-- WHAT IS BEING ASKED --
Write out each line in which the string "triangle" is present.

══════════════════════════════

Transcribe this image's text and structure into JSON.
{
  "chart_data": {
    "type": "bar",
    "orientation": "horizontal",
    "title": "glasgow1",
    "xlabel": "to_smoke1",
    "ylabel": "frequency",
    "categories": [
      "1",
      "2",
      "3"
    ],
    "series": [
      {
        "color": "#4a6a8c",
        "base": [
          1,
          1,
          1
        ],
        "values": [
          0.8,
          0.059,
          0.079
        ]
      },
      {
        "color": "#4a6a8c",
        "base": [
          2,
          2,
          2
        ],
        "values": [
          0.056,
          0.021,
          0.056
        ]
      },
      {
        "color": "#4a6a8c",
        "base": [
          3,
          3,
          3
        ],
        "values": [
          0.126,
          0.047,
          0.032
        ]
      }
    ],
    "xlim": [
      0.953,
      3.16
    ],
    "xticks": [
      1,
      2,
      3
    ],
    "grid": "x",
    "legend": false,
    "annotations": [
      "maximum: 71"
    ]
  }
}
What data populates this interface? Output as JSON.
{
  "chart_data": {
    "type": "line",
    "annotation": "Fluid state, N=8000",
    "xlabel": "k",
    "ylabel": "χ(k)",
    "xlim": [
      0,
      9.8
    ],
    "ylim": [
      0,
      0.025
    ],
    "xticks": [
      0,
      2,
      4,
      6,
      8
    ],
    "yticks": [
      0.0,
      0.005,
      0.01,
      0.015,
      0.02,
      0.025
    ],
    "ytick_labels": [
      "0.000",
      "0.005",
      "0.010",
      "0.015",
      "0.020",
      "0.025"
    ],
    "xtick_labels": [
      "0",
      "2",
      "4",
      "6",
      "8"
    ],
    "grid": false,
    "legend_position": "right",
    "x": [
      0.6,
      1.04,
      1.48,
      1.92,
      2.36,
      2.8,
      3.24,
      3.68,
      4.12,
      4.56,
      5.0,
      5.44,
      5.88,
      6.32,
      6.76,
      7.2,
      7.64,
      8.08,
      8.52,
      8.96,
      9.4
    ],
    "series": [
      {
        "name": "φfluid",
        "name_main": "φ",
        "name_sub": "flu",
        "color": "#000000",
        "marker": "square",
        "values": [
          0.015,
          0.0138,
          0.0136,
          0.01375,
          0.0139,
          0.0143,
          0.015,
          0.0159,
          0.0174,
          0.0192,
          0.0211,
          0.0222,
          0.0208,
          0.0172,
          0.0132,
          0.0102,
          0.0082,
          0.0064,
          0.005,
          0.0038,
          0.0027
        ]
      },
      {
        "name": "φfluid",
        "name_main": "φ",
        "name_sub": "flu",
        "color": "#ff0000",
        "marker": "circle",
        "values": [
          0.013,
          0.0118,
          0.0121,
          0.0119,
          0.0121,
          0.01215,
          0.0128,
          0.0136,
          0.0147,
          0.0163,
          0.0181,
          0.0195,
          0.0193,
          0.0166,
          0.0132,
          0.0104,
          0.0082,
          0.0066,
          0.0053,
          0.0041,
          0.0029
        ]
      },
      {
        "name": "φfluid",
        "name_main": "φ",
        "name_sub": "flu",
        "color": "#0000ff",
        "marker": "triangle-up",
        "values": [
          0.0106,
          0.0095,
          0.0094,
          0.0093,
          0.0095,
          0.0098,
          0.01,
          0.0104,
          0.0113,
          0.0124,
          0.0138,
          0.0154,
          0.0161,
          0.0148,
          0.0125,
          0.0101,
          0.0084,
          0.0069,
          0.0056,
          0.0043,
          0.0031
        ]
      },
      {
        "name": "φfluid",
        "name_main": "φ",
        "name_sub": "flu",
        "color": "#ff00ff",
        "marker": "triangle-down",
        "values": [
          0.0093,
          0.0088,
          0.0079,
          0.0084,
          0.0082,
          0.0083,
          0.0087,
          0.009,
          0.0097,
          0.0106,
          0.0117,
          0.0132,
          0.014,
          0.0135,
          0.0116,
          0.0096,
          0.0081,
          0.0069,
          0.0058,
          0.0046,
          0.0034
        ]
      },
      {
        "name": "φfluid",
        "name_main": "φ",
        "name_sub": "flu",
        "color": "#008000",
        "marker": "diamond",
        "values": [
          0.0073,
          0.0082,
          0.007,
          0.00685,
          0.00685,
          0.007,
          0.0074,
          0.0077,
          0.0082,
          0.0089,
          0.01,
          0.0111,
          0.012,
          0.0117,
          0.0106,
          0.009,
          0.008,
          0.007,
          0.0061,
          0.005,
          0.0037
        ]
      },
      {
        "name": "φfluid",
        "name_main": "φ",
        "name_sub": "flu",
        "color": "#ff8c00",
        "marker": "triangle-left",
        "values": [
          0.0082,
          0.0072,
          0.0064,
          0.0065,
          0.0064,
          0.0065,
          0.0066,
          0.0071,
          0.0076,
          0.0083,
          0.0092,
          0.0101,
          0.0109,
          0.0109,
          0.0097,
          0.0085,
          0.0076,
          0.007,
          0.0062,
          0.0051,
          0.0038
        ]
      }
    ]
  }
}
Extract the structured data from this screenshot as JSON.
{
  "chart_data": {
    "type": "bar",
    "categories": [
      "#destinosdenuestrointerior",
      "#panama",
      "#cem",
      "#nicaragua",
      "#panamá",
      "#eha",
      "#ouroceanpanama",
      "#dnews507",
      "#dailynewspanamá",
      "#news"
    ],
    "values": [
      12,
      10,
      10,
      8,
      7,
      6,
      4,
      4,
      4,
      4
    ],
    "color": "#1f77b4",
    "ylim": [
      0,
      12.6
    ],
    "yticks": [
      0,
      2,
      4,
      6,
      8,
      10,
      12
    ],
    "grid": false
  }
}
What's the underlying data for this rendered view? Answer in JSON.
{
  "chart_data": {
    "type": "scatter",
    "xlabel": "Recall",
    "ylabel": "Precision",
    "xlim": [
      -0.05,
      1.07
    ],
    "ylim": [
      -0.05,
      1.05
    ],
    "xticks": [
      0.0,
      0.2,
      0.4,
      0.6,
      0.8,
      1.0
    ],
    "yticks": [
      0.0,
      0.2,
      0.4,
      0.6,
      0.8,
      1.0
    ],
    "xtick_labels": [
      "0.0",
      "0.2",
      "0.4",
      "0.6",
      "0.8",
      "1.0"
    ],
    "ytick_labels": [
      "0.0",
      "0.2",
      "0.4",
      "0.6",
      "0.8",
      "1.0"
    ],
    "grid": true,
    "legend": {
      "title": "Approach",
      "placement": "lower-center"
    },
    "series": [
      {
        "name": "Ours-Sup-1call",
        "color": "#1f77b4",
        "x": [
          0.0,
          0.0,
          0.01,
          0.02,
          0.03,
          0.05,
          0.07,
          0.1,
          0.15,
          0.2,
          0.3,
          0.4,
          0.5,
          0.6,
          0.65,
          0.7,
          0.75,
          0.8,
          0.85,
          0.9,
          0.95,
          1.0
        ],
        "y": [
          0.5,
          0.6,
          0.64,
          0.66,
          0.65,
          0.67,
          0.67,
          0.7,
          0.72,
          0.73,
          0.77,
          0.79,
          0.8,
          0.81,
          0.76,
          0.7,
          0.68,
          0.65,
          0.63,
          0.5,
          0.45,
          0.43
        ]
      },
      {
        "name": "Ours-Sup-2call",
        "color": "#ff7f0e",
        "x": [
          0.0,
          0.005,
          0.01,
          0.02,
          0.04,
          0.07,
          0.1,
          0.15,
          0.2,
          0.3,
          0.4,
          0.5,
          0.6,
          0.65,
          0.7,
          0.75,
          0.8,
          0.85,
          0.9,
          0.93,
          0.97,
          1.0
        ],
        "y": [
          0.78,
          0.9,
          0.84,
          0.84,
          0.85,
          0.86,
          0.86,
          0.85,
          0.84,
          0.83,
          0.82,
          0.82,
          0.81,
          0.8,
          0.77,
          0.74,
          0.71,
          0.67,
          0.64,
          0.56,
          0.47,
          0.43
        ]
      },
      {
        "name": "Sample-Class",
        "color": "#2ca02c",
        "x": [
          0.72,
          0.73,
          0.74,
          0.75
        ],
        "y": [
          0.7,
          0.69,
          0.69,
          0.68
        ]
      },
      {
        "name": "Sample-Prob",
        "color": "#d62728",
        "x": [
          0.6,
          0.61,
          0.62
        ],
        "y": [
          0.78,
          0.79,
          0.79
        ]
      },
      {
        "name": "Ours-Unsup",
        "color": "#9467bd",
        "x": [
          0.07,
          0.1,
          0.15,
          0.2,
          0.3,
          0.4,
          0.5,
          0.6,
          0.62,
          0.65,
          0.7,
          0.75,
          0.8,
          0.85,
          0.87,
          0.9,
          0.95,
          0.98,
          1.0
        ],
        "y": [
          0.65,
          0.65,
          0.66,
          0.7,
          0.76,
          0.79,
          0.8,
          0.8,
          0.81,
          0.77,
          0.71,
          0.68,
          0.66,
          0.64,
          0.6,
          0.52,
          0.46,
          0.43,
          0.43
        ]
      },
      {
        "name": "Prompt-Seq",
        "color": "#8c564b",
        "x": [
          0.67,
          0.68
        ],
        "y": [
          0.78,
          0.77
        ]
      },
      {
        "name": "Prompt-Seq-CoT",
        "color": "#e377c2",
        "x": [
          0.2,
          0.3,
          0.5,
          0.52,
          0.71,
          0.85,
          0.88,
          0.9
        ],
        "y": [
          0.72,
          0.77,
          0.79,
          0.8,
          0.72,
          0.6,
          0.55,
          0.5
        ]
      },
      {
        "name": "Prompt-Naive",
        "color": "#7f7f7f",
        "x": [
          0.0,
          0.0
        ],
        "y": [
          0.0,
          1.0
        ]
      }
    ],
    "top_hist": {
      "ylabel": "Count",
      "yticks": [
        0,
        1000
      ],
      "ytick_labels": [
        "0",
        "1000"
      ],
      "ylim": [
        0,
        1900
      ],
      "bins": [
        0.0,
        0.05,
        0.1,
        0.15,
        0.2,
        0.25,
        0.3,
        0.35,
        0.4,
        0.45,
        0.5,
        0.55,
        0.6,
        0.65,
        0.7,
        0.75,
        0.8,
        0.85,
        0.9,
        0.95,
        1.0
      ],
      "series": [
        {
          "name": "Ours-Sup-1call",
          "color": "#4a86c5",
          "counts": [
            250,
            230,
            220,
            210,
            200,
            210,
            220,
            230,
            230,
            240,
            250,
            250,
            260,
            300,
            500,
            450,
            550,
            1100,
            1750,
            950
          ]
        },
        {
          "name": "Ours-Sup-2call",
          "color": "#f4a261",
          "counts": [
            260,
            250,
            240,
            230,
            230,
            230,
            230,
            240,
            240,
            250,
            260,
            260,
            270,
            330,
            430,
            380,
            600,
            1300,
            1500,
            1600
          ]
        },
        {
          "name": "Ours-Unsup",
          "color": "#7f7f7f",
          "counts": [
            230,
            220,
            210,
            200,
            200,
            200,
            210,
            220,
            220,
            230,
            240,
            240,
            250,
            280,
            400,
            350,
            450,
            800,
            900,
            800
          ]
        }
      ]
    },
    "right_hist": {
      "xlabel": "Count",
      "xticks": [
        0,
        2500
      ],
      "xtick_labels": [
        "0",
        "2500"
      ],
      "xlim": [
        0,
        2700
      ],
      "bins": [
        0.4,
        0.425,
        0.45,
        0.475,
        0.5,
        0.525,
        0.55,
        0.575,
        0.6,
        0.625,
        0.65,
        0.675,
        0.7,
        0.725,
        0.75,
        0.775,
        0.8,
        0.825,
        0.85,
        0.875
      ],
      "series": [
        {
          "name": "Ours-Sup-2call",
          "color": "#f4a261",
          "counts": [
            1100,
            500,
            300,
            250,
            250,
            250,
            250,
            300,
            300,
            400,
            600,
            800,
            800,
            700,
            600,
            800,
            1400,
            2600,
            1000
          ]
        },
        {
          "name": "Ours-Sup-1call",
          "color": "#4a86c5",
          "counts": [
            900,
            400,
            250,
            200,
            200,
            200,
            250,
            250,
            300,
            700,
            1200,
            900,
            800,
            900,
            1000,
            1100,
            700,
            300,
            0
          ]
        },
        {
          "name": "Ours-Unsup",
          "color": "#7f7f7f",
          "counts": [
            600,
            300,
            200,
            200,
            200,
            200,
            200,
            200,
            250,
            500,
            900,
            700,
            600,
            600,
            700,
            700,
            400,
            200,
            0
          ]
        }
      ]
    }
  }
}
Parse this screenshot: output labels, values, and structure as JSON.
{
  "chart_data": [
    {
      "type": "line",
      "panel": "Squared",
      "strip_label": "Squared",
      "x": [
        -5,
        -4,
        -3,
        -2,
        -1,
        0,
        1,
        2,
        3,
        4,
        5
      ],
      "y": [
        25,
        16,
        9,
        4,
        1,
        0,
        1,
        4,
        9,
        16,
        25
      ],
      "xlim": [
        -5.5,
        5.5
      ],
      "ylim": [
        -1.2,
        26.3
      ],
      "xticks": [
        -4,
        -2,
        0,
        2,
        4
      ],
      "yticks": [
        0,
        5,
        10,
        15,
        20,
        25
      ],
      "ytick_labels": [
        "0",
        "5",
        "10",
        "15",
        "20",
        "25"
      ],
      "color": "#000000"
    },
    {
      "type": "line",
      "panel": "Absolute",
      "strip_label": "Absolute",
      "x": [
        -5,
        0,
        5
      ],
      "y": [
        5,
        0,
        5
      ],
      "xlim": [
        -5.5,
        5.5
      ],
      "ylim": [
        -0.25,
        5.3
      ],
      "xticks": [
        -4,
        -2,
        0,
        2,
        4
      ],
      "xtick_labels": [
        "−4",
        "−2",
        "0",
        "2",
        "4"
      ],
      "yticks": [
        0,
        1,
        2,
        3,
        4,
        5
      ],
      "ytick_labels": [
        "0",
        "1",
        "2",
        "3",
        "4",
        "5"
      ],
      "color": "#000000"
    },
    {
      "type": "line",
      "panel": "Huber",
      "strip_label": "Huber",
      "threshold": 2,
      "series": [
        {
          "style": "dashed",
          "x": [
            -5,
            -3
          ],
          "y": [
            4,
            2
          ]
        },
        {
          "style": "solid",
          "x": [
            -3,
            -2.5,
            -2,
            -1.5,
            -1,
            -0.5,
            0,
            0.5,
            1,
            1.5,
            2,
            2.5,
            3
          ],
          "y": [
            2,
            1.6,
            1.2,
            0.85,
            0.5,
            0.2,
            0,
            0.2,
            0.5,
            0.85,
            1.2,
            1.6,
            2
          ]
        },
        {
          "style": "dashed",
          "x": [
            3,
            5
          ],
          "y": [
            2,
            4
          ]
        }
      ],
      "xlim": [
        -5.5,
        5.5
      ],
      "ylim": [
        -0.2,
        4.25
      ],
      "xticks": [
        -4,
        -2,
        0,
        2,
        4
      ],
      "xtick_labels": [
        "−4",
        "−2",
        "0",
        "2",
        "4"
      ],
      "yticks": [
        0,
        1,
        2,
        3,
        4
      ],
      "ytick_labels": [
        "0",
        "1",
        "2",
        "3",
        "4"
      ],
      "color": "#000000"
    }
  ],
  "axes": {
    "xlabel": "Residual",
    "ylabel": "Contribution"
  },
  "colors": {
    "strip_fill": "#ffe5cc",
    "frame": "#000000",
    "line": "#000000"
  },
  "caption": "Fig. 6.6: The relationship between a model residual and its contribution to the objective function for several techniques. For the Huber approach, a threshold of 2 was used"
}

══════════════════════════════

-- FINAL RESULT --
        "marker": "triangle-up",
        "marker": "triangle-down",
        "marker": "triangle-left",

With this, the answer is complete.